Take each line containing the word "JSON" and copy it.

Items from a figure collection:
┌────────
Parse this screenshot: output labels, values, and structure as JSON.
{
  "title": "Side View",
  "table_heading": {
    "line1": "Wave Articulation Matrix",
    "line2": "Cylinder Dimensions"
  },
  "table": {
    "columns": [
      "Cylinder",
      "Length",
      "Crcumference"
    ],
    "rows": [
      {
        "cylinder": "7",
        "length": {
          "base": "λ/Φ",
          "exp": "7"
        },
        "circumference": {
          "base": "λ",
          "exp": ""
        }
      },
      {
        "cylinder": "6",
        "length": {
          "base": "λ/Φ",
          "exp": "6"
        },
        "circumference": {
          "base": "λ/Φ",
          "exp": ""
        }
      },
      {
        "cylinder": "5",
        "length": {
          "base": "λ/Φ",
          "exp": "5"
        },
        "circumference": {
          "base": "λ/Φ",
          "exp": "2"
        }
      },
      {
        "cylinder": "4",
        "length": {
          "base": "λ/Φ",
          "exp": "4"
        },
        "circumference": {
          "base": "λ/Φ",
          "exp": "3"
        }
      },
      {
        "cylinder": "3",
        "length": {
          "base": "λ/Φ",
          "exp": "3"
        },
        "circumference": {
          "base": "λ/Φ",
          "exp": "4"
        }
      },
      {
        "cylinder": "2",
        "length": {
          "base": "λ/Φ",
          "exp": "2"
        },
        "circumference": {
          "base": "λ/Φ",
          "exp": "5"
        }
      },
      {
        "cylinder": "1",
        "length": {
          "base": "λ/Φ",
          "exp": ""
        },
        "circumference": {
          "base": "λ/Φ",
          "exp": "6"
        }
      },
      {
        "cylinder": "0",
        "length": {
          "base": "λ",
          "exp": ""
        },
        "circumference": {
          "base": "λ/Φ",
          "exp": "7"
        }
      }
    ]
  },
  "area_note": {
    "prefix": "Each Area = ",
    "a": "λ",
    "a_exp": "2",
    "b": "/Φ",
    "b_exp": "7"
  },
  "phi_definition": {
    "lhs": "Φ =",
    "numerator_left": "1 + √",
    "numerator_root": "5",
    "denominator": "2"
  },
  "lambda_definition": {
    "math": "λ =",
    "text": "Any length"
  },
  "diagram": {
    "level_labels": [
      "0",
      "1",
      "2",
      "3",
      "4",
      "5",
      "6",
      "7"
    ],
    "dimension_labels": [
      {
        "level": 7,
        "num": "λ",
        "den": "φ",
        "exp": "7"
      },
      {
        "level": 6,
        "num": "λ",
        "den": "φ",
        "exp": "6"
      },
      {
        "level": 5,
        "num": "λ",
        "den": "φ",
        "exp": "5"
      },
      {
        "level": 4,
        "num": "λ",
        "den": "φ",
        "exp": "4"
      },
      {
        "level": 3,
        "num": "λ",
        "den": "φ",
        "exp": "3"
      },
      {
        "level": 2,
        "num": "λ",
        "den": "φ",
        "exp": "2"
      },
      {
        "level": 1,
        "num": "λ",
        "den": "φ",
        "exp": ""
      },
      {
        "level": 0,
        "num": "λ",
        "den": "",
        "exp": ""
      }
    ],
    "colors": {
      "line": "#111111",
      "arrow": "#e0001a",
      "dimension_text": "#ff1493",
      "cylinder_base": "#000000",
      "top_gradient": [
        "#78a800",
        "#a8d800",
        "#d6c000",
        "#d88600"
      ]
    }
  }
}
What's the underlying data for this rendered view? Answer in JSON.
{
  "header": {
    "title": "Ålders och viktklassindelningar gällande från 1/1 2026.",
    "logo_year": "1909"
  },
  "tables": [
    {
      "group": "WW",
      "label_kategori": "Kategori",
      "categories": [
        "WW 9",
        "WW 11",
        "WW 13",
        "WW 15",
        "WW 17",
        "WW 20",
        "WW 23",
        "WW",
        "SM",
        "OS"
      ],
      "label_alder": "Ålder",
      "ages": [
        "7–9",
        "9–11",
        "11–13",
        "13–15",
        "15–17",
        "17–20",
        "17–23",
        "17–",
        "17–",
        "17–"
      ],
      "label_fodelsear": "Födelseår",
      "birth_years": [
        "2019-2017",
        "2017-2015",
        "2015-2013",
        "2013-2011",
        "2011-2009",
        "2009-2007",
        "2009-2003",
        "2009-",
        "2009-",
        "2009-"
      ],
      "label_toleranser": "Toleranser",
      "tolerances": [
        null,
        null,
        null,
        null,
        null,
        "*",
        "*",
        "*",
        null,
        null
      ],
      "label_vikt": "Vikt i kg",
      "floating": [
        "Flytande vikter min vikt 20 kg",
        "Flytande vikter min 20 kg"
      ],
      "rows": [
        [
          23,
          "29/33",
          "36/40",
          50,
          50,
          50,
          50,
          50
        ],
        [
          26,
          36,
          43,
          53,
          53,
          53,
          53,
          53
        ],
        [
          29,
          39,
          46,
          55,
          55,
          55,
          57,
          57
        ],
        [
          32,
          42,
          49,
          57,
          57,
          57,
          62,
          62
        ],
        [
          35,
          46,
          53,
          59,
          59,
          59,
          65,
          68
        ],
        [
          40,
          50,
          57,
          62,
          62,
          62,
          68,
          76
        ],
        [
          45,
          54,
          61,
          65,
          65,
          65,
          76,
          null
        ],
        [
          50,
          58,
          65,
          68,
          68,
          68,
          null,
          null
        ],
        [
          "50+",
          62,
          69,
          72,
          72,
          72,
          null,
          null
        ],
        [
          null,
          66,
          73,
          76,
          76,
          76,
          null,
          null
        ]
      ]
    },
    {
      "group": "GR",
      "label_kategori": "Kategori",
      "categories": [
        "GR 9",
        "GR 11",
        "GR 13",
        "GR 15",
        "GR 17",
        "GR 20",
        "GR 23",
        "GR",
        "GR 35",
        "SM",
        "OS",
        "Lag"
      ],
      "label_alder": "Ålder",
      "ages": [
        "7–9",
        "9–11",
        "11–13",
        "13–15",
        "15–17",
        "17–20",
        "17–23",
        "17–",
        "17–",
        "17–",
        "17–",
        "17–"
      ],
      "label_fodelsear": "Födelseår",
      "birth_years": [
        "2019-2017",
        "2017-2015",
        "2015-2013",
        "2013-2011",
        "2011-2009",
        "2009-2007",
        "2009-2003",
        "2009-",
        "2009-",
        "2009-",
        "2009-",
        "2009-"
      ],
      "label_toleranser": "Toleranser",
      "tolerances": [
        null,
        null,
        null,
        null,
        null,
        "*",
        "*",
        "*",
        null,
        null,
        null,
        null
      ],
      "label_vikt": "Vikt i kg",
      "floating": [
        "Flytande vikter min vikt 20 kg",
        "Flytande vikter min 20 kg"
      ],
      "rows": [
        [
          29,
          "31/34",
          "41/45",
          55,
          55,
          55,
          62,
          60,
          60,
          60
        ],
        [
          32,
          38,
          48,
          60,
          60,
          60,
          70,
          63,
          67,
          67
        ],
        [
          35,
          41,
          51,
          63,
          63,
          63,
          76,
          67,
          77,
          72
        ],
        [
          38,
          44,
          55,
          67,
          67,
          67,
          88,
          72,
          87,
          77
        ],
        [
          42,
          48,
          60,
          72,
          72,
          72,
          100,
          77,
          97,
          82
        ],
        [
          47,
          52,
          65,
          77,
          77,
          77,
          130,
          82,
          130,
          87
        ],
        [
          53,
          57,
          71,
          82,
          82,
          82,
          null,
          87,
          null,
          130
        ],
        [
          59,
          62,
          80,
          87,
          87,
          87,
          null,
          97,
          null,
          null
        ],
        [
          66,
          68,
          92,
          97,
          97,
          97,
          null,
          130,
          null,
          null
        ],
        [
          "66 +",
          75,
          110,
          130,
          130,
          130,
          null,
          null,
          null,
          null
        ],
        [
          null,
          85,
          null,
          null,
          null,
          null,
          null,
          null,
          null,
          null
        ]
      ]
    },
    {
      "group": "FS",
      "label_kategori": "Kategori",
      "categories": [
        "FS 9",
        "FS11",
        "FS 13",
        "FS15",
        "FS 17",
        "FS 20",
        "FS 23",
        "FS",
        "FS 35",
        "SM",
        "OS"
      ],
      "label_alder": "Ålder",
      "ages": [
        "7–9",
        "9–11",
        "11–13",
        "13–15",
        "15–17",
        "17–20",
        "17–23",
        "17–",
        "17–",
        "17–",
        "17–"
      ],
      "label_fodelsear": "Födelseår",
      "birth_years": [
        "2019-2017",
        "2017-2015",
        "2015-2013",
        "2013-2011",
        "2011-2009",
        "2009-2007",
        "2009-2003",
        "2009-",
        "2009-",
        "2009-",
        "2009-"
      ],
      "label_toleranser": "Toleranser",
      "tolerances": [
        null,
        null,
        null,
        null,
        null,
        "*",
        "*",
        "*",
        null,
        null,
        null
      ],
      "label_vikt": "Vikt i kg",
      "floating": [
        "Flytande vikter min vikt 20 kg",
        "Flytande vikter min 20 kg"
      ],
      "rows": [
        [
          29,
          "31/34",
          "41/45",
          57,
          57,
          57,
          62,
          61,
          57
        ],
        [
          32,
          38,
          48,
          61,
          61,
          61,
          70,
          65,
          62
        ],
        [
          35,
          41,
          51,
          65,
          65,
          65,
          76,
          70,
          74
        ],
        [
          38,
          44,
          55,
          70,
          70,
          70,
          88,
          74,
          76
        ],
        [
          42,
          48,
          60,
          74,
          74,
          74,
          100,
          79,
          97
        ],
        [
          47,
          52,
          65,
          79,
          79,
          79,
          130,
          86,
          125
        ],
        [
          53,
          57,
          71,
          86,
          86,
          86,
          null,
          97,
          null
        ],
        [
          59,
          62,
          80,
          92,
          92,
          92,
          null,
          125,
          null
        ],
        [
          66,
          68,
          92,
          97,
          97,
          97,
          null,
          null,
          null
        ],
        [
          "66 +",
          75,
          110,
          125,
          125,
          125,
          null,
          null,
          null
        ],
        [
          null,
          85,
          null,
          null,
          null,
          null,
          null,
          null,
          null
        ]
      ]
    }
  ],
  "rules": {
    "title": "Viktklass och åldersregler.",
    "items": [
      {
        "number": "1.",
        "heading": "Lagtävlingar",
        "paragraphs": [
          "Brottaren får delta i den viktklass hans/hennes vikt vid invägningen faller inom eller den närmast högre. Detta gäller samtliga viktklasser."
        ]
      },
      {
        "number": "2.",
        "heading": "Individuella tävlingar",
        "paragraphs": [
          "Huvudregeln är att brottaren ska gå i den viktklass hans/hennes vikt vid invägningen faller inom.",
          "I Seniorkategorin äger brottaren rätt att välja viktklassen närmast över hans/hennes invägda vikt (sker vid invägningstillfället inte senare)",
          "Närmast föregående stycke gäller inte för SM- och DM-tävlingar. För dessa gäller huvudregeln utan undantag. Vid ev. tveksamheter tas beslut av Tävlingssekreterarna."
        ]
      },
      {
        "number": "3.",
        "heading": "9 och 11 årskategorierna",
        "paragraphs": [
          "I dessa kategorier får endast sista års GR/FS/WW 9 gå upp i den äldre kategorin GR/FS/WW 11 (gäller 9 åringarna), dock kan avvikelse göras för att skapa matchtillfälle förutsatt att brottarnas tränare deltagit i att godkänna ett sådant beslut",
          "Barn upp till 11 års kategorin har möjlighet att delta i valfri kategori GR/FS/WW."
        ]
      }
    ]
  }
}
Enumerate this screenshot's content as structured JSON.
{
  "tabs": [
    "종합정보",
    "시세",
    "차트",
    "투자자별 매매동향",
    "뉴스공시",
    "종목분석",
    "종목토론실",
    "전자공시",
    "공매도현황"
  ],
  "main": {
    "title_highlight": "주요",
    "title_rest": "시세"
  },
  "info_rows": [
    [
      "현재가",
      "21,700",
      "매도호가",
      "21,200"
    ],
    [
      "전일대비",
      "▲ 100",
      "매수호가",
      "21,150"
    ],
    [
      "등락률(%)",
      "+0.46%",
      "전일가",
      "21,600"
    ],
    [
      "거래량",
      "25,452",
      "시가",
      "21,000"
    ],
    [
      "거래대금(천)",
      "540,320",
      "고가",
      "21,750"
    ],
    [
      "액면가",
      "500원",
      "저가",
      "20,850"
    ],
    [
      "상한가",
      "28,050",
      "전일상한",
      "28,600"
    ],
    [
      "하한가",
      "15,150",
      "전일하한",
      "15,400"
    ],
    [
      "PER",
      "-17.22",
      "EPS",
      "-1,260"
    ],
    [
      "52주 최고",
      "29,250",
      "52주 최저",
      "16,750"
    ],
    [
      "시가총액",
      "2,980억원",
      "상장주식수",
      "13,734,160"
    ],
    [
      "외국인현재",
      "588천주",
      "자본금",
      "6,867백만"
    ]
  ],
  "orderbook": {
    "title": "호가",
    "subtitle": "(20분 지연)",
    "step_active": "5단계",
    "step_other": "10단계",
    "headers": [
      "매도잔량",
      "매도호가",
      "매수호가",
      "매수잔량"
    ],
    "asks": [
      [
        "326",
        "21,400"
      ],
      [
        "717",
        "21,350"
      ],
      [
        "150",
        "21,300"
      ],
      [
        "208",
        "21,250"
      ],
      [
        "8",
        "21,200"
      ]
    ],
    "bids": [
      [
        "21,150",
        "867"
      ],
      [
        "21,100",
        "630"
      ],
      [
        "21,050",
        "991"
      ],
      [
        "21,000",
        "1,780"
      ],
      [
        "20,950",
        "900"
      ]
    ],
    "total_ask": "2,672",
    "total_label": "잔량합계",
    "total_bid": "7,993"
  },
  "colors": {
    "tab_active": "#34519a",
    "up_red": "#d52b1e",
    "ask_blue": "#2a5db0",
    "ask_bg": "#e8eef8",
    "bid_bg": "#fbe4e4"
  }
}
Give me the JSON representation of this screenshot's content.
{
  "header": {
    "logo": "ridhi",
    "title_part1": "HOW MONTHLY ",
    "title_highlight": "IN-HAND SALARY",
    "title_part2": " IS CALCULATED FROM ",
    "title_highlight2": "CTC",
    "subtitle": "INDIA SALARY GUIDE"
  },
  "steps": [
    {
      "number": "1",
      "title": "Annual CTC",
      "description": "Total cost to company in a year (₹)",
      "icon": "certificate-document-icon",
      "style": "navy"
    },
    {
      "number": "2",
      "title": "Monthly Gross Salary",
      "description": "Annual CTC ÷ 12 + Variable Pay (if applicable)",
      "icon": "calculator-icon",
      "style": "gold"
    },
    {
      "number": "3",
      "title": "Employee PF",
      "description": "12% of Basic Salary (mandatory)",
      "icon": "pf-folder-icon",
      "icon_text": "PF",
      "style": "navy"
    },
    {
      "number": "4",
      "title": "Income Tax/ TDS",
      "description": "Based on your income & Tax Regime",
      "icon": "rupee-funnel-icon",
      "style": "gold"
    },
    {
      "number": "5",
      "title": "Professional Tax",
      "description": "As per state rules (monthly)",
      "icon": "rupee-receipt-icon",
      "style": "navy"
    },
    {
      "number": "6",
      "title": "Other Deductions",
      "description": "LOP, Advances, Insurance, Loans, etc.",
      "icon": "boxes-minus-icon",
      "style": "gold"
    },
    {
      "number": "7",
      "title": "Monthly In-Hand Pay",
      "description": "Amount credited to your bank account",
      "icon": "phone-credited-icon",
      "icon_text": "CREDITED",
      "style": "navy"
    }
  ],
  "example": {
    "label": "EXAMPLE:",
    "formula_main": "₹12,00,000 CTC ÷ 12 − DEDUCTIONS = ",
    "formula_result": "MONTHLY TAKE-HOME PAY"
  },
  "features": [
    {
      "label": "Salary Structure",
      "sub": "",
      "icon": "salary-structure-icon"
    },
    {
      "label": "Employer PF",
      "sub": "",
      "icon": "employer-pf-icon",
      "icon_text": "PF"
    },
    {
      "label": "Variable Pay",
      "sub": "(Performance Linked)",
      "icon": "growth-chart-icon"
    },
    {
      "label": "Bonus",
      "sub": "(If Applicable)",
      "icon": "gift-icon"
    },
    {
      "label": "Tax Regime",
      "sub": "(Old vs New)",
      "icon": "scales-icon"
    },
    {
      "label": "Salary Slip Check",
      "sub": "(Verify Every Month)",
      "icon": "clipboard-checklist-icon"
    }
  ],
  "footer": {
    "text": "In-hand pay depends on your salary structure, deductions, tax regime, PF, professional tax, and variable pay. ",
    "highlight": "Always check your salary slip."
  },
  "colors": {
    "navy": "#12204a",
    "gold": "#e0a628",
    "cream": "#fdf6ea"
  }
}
└────────
| Task answer |
Parse this screenshot: output labels, values, and structure as JSON.
What's the underlying data for this rendered view? Answer in JSON.
Enumerate this screenshot's content as structured JSON.
Give me the JSON representation of this screenshot's content.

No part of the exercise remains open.